▶ Supplied entries
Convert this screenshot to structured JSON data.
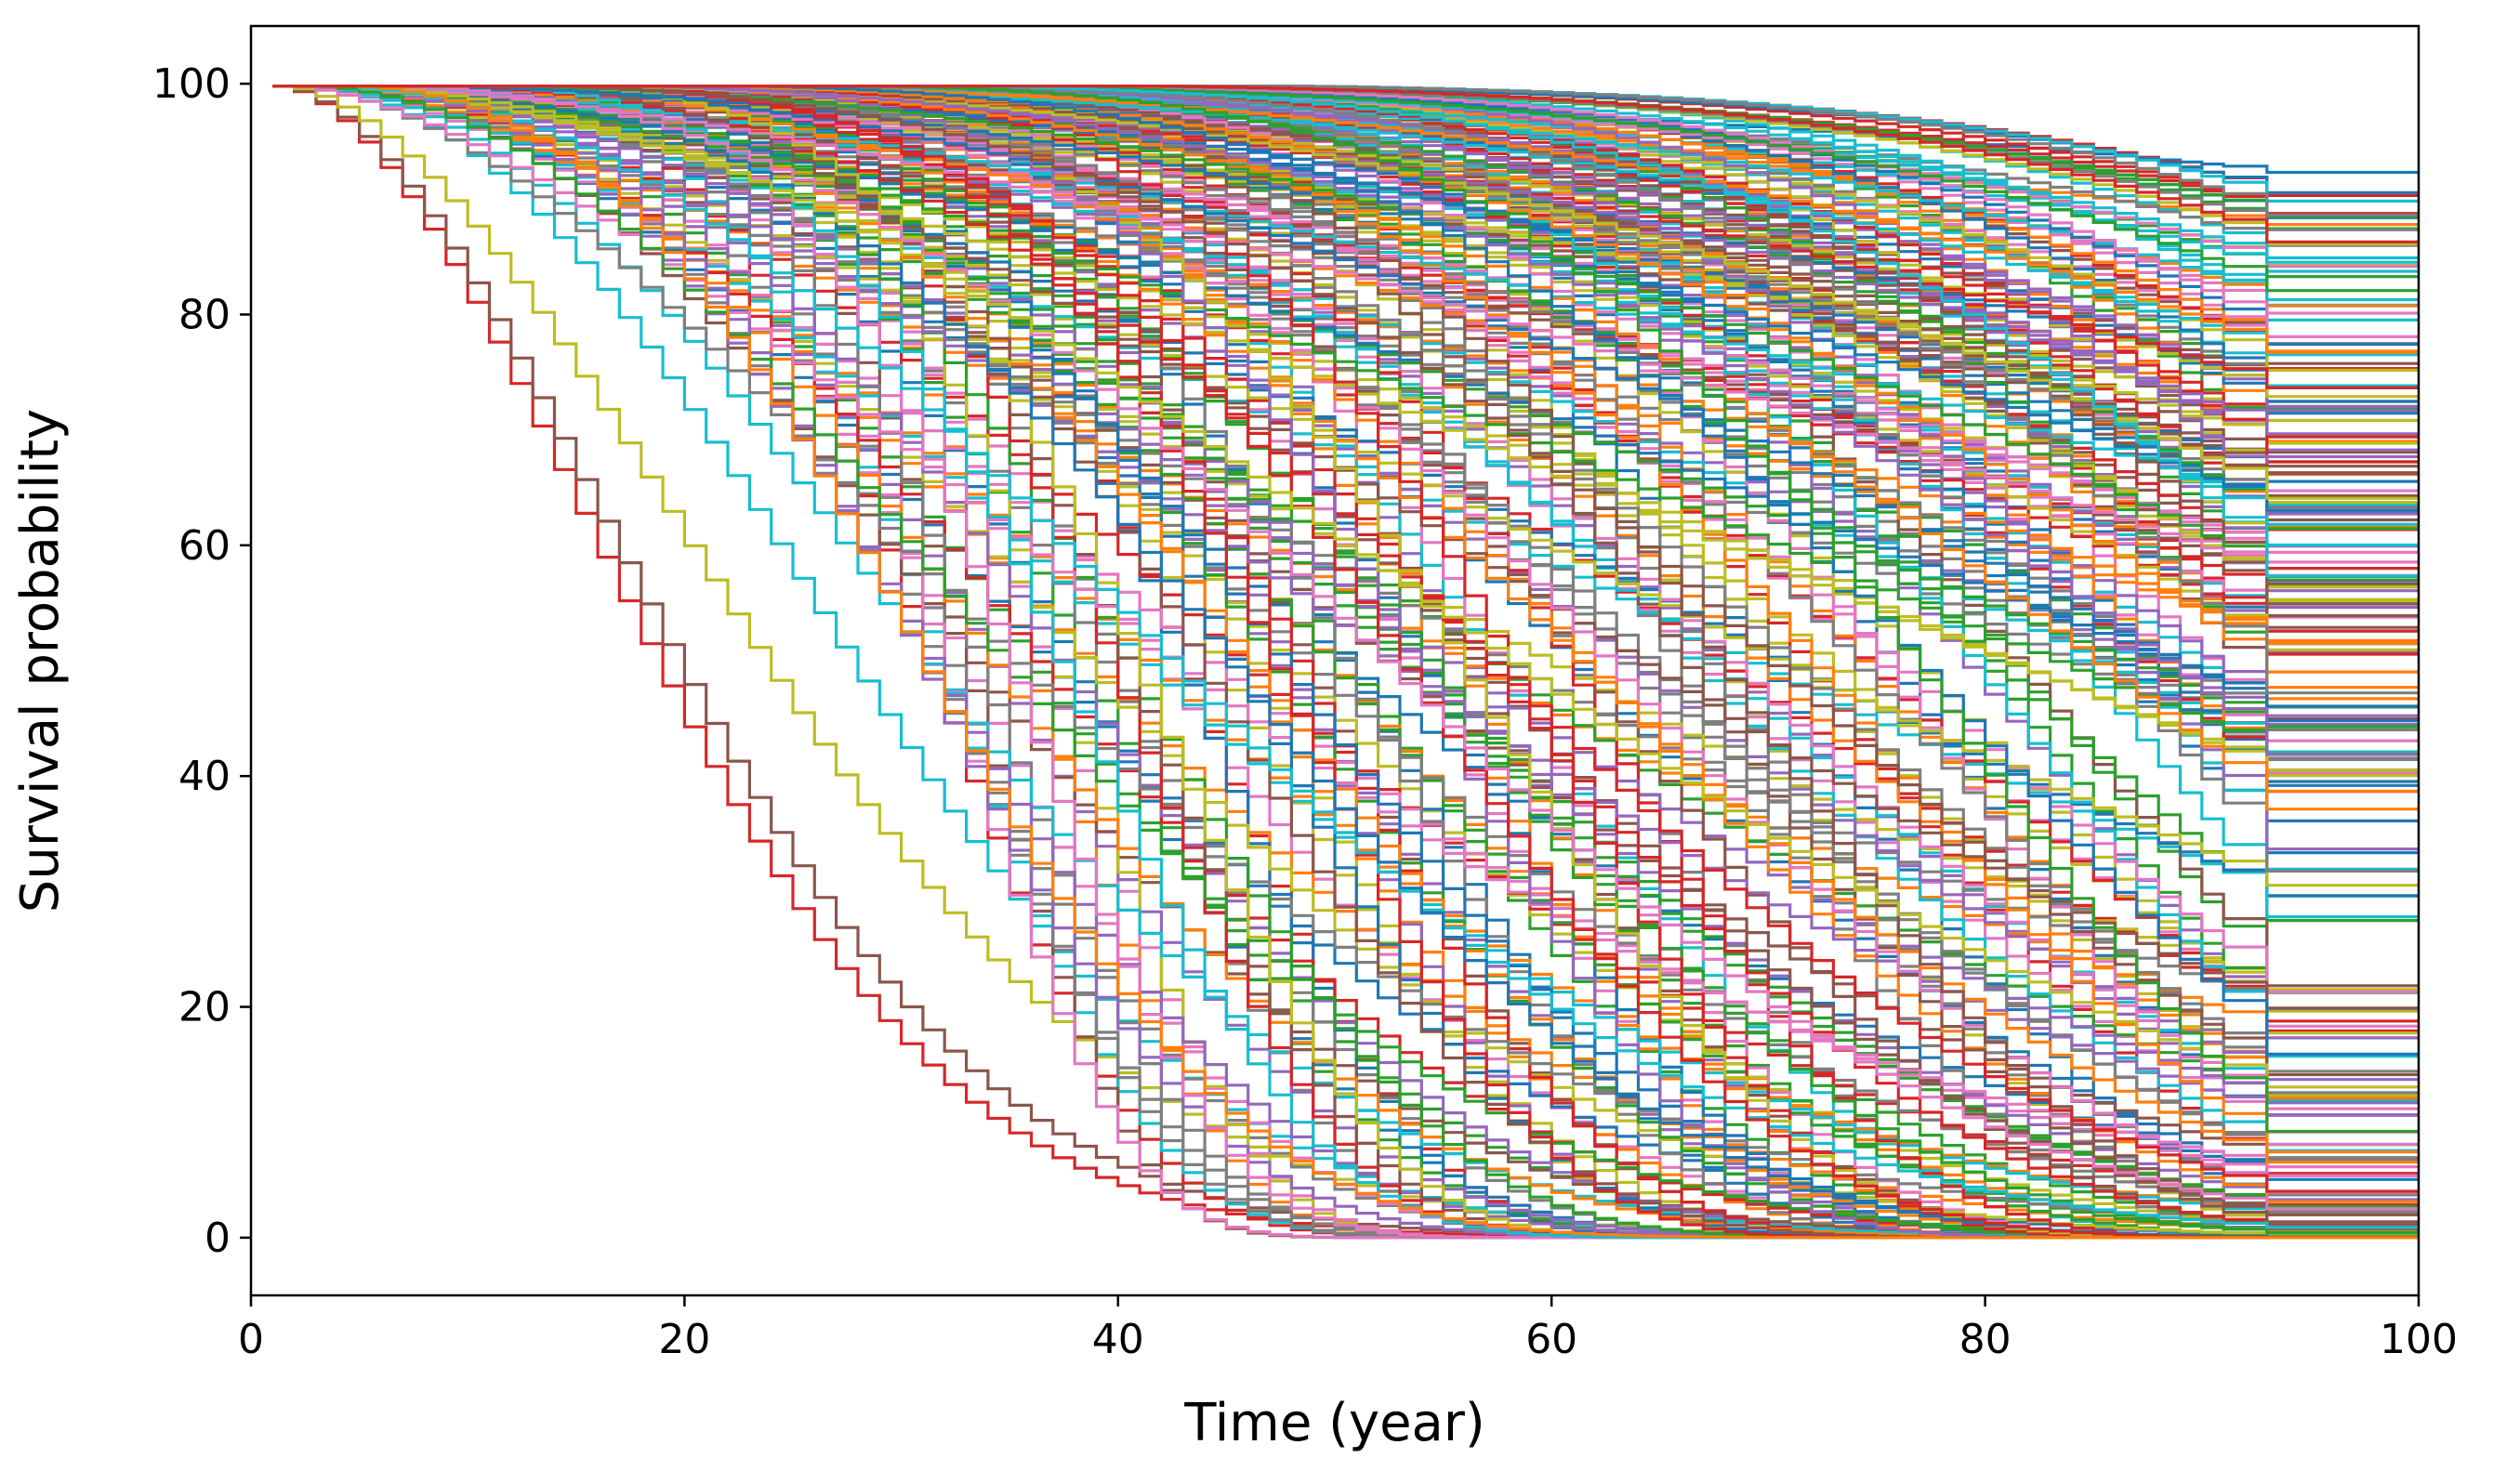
{
  "chart_data": {
    "type": "line",
    "step": true,
    "title": "",
    "xlabel": "Time (year)",
    "ylabel": "Survival probability",
    "xlim": [
      0,
      100
    ],
    "ylim": [
      -5,
      105
    ],
    "xticks": [
      0,
      20,
      40,
      60,
      80,
      100
    ],
    "yticks": [
      0,
      20,
      40,
      60,
      80,
      100
    ],
    "grid": false,
    "legend": "none",
    "palette": [
      "#1f77b4",
      "#ff7f0e",
      "#2ca02c",
      "#d62728",
      "#9467bd",
      "#8c564b",
      "#e377c2",
      "#7f7f7f",
      "#bcbd22",
      "#17becf"
    ],
    "series_params": {
      "description_free": true,
      "count": 300,
      "x_start": 1,
      "x_end": 100,
      "step_size": 1,
      "y_start": 99.8,
      "form": "Weibull-type step curves; median crossing between ~18 and ~140 years; shapes between ~1.7 and ~6; curves tail off at steps near x=90 and x=93"
    },
    "series": [
      {
        "values_anchor": "leftmost_red",
        "median": 18,
        "shape": 1.9,
        "color": "#d62728"
      },
      {
        "values_anchor": "leftmost_brown",
        "median": 19,
        "shape": 1.9,
        "color": "#8c564b"
      },
      {
        "values_anchor": "olive",
        "median": 23,
        "shape": 1.9,
        "color": "#bcbd22"
      },
      {
        "values_anchor": "cyan",
        "median": 27,
        "shape": 2.3,
        "color": "#17becf"
      },
      {
        "values_anchor": "top_orange",
        "median": 200,
        "shape": 2.2,
        "color": "#ff7f0e"
      },
      {
        "values_anchor": "top_blue",
        "median": 230,
        "shape": 2.4,
        "color": "#1f77b4"
      }
    ]
  }
}
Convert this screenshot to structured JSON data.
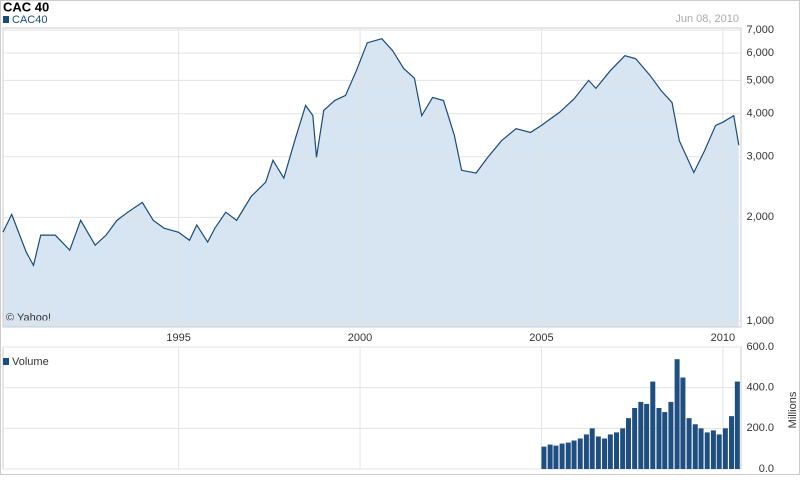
{
  "chart_data": [
    {
      "type": "area",
      "title": "CAC 40",
      "subtitle": "Jun 08, 2010",
      "annotation": "© Yahoo!",
      "x": [
        1990.16,
        1990.4,
        1990.8,
        1991.0,
        1991.2,
        1991.6,
        1992.0,
        1992.3,
        1992.7,
        1993.0,
        1993.3,
        1993.6,
        1994.0,
        1994.3,
        1994.6,
        1995.0,
        1995.3,
        1995.5,
        1995.8,
        1996.0,
        1996.3,
        1996.6,
        1997.0,
        1997.4,
        1997.6,
        1997.9,
        1998.2,
        1998.5,
        1998.7,
        1998.8,
        1999.0,
        1999.3,
        1999.6,
        1999.9,
        2000.2,
        2000.6,
        2000.9,
        2001.2,
        2001.5,
        2001.7,
        2002.0,
        2002.3,
        2002.6,
        2002.8,
        2003.2,
        2003.5,
        2003.9,
        2004.3,
        2004.7,
        2005.0,
        2005.5,
        2005.9,
        2006.3,
        2006.5,
        2006.9,
        2007.3,
        2007.6,
        2008.0,
        2008.3,
        2008.6,
        2008.8,
        2009.2,
        2009.5,
        2009.8,
        2010.0,
        2010.3,
        2010.44
      ],
      "series": [
        {
          "name": "CAC40",
          "color": "#1a4b7a",
          "fill": "#d6e5f1",
          "values": [
            1811,
            2040,
            1585,
            1450,
            1775,
            1775,
            1605,
            1960,
            1660,
            1775,
            1960,
            2070,
            2210,
            1960,
            1860,
            1810,
            1715,
            1900,
            1695,
            1860,
            2070,
            1960,
            2300,
            2530,
            2930,
            2600,
            3340,
            4230,
            3950,
            2990,
            4090,
            4370,
            4520,
            5340,
            6430,
            6610,
            6100,
            5420,
            5070,
            3950,
            4460,
            4370,
            3460,
            2740,
            2690,
            2970,
            3340,
            3620,
            3530,
            3700,
            4040,
            4420,
            5000,
            4740,
            5340,
            5900,
            5780,
            5160,
            4670,
            4310,
            3340,
            2700,
            3130,
            3700,
            3780,
            3950,
            3240
          ]
        }
      ],
      "xlim": [
        1990.16,
        2010.5
      ],
      "xticks": [
        1995,
        2000,
        2005,
        2010
      ],
      "ylim": [
        960,
        7100
      ],
      "log_scale": true,
      "grid": true,
      "yticks": [
        {
          "value": 1000,
          "label": "1,000"
        },
        {
          "value": 2000,
          "label": "2,000"
        },
        {
          "value": 3000,
          "label": "3,000"
        },
        {
          "value": 4000,
          "label": "4,000"
        },
        {
          "value": 5000,
          "label": "5,000"
        },
        {
          "value": 6000,
          "label": "6,000"
        },
        {
          "value": 7000,
          "label": "7,000"
        }
      ]
    },
    {
      "type": "bar",
      "y_label": "Millions",
      "x": [
        2005.0,
        2005.17,
        2005.33,
        2005.5,
        2005.67,
        2005.83,
        2006.0,
        2006.17,
        2006.33,
        2006.5,
        2006.67,
        2006.83,
        2007.0,
        2007.17,
        2007.33,
        2007.5,
        2007.67,
        2007.83,
        2008.0,
        2008.17,
        2008.33,
        2008.5,
        2008.67,
        2008.83,
        2009.0,
        2009.17,
        2009.33,
        2009.5,
        2009.67,
        2009.83,
        2010.0,
        2010.17,
        2010.33
      ],
      "series": [
        {
          "name": "Volume",
          "color": "#1f4e80",
          "values": [
            110,
            120,
            115,
            125,
            130,
            140,
            150,
            170,
            200,
            160,
            150,
            170,
            180,
            200,
            250,
            300,
            330,
            320,
            430,
            300,
            280,
            330,
            540,
            450,
            250,
            220,
            200,
            180,
            190,
            170,
            200,
            260,
            430
          ]
        }
      ],
      "xlim": [
        1990.16,
        2010.5
      ],
      "ylim": [
        0,
        600
      ],
      "grid": true,
      "yticks": [
        {
          "value": 0,
          "label": "0.0"
        },
        {
          "value": 200,
          "label": "200.0"
        },
        {
          "value": 400,
          "label": "400.0"
        },
        {
          "value": 600,
          "label": "600.0"
        }
      ]
    }
  ]
}
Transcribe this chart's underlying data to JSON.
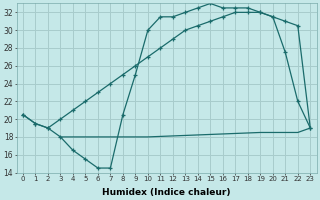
{
  "background_color": "#c5e8e8",
  "grid_color": "#a8cccc",
  "line_color": "#1a6b6b",
  "xlabel": "Humidex (Indice chaleur)",
  "ylim": [
    14,
    33
  ],
  "xlim": [
    -0.5,
    23.5
  ],
  "yticks": [
    14,
    16,
    18,
    20,
    22,
    24,
    26,
    28,
    30,
    32
  ],
  "xticks": [
    0,
    1,
    2,
    3,
    4,
    5,
    6,
    7,
    8,
    9,
    10,
    11,
    12,
    13,
    14,
    15,
    16,
    17,
    18,
    19,
    20,
    21,
    22,
    23
  ],
  "line1_x": [
    0,
    1,
    2,
    3,
    4,
    5,
    6,
    7,
    8,
    9,
    10,
    11,
    12,
    13,
    14,
    15,
    16,
    17,
    18,
    19,
    20,
    21,
    22,
    23
  ],
  "line1_y": [
    20.5,
    19.5,
    19.0,
    20.0,
    21.0,
    22.0,
    23.0,
    24.0,
    25.0,
    26.0,
    27.0,
    28.0,
    29.0,
    30.0,
    30.5,
    31.0,
    31.5,
    32.0,
    32.0,
    32.0,
    31.5,
    31.0,
    30.5,
    19.0
  ],
  "line2_x": [
    0,
    1,
    2,
    3,
    4,
    5,
    6,
    7,
    8,
    9,
    10,
    11,
    12,
    13,
    14,
    15,
    16,
    17,
    18,
    19,
    20,
    21,
    22,
    23
  ],
  "line2_y": [
    20.5,
    19.5,
    19.0,
    18.0,
    16.5,
    15.5,
    14.5,
    14.5,
    20.5,
    25.0,
    30.0,
    31.5,
    31.5,
    32.0,
    32.5,
    33.0,
    32.5,
    32.5,
    32.5,
    32.0,
    31.5,
    27.5,
    22.0,
    19.0
  ],
  "line3_x": [
    3,
    10,
    19,
    22,
    23
  ],
  "line3_y": [
    18.0,
    18.0,
    18.5,
    18.5,
    19.0
  ]
}
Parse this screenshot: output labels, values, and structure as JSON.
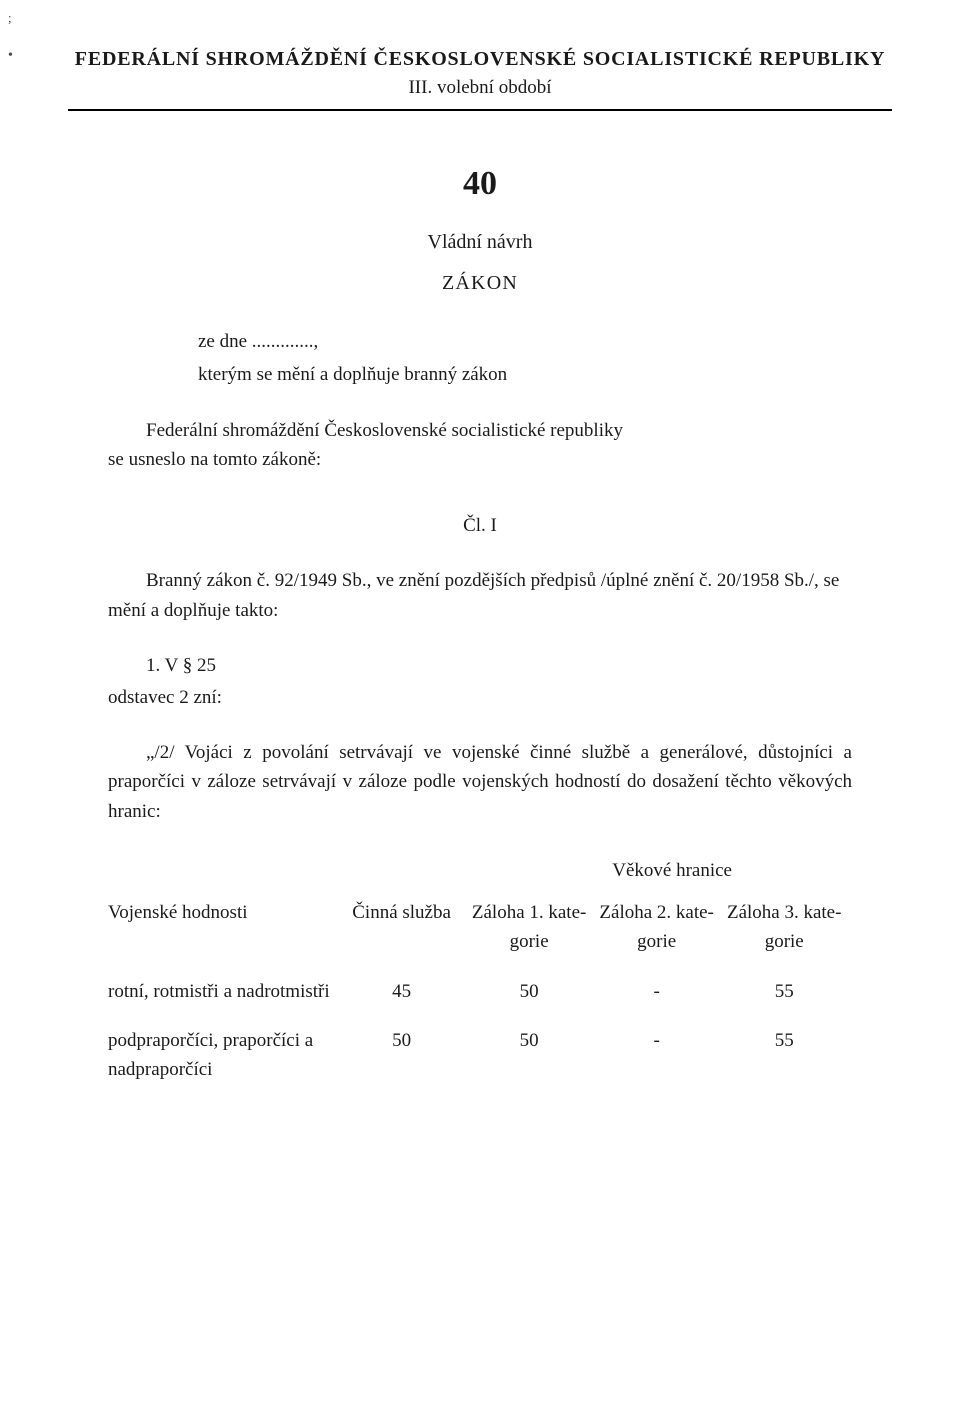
{
  "header": {
    "title": "FEDERÁLNÍ SHROMÁŽDĚNÍ ČESKOSLOVENSKÉ SOCIALISTICKÉ REPUBLIKY",
    "subtitle": "III. volební období"
  },
  "doc": {
    "number": "40",
    "type": "Vládní návrh",
    "title": "ZÁKON",
    "intro_line1": "ze dne .............,",
    "intro_line2": "kterým se mění a doplňuje branný zákon",
    "resolution_line1": "Federální shromáždění Československé socialistické republiky",
    "resolution_line2": "se usneslo na tomto zákoně:",
    "article": "Čl. I",
    "para1": "Branný zákon č. 92/1949 Sb., ve znění pozdějších předpisů /úplné znění č. 20/1958 Sb./, se mění a doplňuje takto:",
    "item1_line1": "1. V § 25",
    "item1_line2": "odstavec 2 zní:",
    "quote": "„/2/ Vojáci z povolání setrvávají ve vojenské činné službě a generálové, důstojníci a praporčíci v záloze setrvávají v záloze podle vojenských hodností do dosažení těchto věkových hranic:",
    "age_header": "Věkové hranice"
  },
  "table": {
    "columns": {
      "c1": "Vojenské hodnosti",
      "c2": "Činná služba",
      "c3": "Záloha 1. kate- gorie",
      "c4": "Záloha 2. kate- gorie",
      "c5": "Záloha 3. kate- gorie"
    },
    "rows": [
      {
        "label": "rotní, rotmistři a nadrotmistři",
        "v1": "45",
        "v2": "50",
        "v3": "-",
        "v4": "55"
      },
      {
        "label": "podpraporčíci, praporčíci a nadpraporčíci",
        "v1": "50",
        "v2": "50",
        "v3": "-",
        "v4": "55"
      }
    ]
  },
  "colors": {
    "text": "#1a1a1a",
    "background": "#ffffff",
    "rule": "#000000"
  }
}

▶ Short exercise
Tally how many lines of the material contain the word "true". The answer must be the number and nothing else.

▶ Full response
5